§ Required work:
In the entries that follow, find the word "JSON" and report each line it is on.

[start Data for processing]

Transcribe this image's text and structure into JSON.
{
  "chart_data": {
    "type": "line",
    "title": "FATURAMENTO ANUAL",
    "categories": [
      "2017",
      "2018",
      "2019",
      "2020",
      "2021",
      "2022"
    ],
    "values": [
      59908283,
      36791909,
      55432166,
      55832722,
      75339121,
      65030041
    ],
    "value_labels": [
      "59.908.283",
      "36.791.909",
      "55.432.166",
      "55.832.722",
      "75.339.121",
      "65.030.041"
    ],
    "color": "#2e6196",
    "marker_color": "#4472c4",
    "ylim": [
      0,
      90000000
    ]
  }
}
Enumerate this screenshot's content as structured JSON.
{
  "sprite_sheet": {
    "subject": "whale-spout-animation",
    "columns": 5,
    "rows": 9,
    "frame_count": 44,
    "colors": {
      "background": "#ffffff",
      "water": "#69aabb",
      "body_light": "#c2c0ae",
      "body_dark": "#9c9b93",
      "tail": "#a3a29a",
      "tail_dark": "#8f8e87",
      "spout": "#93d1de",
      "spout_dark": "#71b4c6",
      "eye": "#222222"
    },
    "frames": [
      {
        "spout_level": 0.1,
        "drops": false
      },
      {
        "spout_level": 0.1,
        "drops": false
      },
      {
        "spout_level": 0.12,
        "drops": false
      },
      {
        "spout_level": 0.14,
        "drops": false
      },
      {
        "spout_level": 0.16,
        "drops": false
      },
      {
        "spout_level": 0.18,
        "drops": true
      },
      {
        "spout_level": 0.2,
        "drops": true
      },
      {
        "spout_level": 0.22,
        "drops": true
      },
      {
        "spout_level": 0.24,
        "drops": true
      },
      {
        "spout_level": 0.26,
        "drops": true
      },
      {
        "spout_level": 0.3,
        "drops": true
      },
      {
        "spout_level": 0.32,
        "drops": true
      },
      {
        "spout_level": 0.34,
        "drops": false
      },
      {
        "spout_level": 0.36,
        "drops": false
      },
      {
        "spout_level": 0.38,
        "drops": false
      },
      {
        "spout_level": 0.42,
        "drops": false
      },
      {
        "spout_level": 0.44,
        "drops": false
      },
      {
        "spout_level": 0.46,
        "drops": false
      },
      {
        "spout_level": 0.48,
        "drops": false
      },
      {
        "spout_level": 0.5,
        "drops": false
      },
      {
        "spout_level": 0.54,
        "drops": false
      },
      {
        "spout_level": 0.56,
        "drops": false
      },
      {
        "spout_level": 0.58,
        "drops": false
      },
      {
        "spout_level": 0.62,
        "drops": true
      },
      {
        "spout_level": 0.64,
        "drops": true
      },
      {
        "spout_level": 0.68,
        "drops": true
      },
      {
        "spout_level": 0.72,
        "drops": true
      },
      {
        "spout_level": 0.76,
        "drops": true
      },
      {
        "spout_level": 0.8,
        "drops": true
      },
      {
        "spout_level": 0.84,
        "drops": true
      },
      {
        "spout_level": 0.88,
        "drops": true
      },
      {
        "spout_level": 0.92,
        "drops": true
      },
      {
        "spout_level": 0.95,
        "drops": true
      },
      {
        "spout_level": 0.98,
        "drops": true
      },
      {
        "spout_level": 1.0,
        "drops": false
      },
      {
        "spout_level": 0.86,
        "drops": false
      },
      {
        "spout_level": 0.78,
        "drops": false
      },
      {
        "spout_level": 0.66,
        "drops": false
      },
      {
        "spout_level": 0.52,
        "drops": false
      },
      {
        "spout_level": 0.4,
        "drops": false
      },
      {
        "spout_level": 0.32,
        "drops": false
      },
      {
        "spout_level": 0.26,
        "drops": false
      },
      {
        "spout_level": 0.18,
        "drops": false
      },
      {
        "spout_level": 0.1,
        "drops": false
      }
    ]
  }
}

[end Data for processing]

§ Complete response:
Transcribe this image's text and structure into JSON.
Enumerate this screenshot's content as structured JSON.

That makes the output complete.